For industrial use, invertase is usually derived from yeast. It is also synthesized by bees, which use it to make honey from nectar. The temperature optimum is 60 °C and a pH optimum is 4.5. Sugar can be inverted by sulfuric acid but this is not suitable for food-grade products and enzymic hydrolysis is preferred.

Invertase is produced by various organisms such as yeast, fungi, bacteria, higher plants, and animals. For example: Saccharomyces cerevisiae, Saccharomyces carlsbergensis, S. pombe, Aspergillus spp, Penicillium chrysogenum, Azotobacter spp, Lactobacillus spp, Pseudomonas spp etc.

==Applications and examples==
Invertase is used to produce inverted sugar syrup.

Invertase is expensive, so it may be preferable to make fructose from glucose using glucose isomerase, instead. Chocolate-covered candies, other cordials, and fondant candies include invertase, which liquefies the sugar.

== Inhibition ==
Urea acts as a pure non-competitive inhibitor of invertase, presumably by breaking the intramolecular hydrogen bonds contributing to the tertiary structure of the enzyme.

== Structure and function ==

=== Reaction pathway ===
Invertase works to catalyze the cleavage of sucrose into its two monosaccharides, α-D-glucose and β-D-fructose. This specific invertase (β-fructofuranosidase) cleaves the molecule from its fructose end resulting in the two monosaccharides with their stereochemical configuration maintained:

It does this by adding a hydrogen ion to the glycosidic atom from an imidazolium cation. From there, an unstable intermediate carbonium ion is left behind as the glucose group leaves. Finally, the nucleophilic oxygen atom from water attacks the C-2 cation, giving a fructose molecule. The active-site carboxylate anion acts to keep the unequal balance of electrons stabilized throughout this process.

=== Purpose of invertase in yeast ===
As mentioned previously, invertase is commonly found in bakers' yeast. One of the main reasons that bakers use this yeast is to help bread rise, but another reason is to help influence the increase of sugar in bread. This function is able to happen due to the presence of invertase since the combination of glucose and fructose is sweeter than sucrose is. When looking at invertase across different species of yeasts, it has been known to be more active in some than others. The yeast that invertase is more active in is the yeast bakers use due to its higher sweetness levels.

Using the information ->
A. Duplicate the invertase text between "For industrial use, invertase" and "Pseudomonas spp etc.", inclusive.
B. In the invertase text, which substance acts as a pure non-competitive inhibitor of the enzyme?

Input data ->
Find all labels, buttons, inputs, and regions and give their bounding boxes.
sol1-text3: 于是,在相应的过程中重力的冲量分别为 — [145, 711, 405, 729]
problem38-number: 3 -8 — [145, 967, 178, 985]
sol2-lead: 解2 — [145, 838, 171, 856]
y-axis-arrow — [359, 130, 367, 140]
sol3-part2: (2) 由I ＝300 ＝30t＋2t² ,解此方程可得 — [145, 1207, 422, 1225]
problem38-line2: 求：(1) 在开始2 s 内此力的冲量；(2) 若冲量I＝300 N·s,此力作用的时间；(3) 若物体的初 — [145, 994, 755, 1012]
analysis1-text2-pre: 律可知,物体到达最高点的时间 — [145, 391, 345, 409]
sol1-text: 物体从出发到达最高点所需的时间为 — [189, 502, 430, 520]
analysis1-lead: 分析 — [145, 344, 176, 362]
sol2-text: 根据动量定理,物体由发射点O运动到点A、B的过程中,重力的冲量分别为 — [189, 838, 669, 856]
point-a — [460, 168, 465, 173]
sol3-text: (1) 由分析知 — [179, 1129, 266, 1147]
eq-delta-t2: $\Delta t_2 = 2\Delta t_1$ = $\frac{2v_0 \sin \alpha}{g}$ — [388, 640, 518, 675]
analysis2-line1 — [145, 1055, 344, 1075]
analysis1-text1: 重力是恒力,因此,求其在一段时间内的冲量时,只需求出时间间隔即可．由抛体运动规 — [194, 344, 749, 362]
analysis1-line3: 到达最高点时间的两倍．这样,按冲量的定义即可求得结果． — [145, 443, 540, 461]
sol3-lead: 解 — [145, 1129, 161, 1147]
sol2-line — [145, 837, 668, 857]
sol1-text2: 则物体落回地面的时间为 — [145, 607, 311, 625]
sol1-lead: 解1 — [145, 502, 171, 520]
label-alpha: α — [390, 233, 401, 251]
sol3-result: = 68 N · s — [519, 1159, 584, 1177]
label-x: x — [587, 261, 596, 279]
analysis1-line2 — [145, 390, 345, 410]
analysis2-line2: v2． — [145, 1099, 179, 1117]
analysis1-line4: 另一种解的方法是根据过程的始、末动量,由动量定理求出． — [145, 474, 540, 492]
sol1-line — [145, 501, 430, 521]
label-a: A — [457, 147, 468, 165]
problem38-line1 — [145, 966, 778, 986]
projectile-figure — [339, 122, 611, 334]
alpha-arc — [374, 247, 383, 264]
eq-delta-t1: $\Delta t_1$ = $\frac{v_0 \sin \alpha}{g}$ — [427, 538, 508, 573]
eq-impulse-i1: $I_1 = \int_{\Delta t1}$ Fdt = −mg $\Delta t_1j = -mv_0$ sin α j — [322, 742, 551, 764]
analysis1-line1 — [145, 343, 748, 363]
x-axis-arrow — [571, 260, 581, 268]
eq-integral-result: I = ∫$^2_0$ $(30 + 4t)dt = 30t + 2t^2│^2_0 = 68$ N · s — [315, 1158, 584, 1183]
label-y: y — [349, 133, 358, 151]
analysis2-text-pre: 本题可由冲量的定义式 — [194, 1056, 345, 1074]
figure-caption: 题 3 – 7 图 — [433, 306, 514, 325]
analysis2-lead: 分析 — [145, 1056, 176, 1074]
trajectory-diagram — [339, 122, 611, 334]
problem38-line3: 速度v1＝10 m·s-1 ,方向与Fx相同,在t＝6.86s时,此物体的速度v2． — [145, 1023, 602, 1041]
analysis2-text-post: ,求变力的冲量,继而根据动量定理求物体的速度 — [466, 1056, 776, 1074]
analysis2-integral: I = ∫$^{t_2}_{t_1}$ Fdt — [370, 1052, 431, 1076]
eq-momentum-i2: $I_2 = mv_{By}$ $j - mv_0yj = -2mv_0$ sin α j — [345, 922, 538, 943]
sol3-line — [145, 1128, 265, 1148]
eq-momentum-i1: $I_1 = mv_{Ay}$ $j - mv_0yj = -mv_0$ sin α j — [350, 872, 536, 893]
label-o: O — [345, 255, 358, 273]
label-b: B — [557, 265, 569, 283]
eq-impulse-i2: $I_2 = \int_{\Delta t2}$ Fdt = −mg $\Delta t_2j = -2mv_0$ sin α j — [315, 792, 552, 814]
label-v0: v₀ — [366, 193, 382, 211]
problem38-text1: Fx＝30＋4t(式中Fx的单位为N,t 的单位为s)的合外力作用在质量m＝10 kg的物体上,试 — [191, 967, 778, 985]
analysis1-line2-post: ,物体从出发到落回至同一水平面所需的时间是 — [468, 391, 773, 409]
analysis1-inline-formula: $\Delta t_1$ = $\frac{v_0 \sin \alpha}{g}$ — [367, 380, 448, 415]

Answers for each item ->
A.
For industrial use, invertase is usually derived from yeast. It is also synthesized by bees, which use it to make honey from nectar. The temperature optimum is 60 °C and a pH optimum is 4.5. Sugar can be inverted by sulfuric acid but this is not suitable for food-grade products and enzymic hydrolysis is preferred.

Invertase is produced by various organisms such as yeast, fungi, bacteria, higher plants, and animals. For example: Saccharomyces cerevisiae, Saccharomyces carlsbergensis, S. pombe, Aspergillus spp, Penicillium chrysogenum, Azotobacter spp, Lactobacillus spp, Pseudomonas spp etc.

B. Urea